(Stored data)
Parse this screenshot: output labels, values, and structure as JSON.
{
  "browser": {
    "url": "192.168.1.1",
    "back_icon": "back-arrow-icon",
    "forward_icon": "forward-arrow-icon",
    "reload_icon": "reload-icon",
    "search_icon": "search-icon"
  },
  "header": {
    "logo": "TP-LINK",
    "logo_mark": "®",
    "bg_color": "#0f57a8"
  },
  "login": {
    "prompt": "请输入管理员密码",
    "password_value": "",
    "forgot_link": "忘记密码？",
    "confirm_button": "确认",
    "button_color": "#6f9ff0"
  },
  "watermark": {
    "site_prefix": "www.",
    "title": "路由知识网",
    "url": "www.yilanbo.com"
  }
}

* * *

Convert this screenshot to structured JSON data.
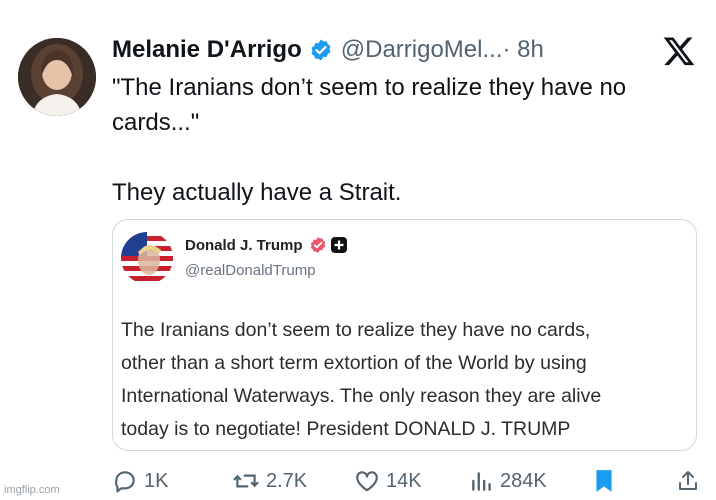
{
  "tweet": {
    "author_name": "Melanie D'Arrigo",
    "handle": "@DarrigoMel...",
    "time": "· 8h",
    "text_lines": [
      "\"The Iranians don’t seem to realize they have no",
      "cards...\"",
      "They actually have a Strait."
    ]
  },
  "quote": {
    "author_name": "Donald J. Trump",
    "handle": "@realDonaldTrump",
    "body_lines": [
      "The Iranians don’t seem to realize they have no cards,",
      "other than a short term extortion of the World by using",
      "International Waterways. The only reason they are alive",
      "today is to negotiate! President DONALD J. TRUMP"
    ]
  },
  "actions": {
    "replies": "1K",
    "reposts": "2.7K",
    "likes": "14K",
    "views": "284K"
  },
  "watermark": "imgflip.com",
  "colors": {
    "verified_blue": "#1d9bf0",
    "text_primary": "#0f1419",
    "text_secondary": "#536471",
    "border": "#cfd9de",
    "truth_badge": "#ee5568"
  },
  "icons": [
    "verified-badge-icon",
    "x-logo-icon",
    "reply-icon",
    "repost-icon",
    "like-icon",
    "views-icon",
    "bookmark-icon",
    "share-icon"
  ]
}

• **Your task**
Gather all lines where the word "cards" appears.

• **Task solution**
      "cards...\"",
      "The Iranians don’t seem to realize they have no cards,",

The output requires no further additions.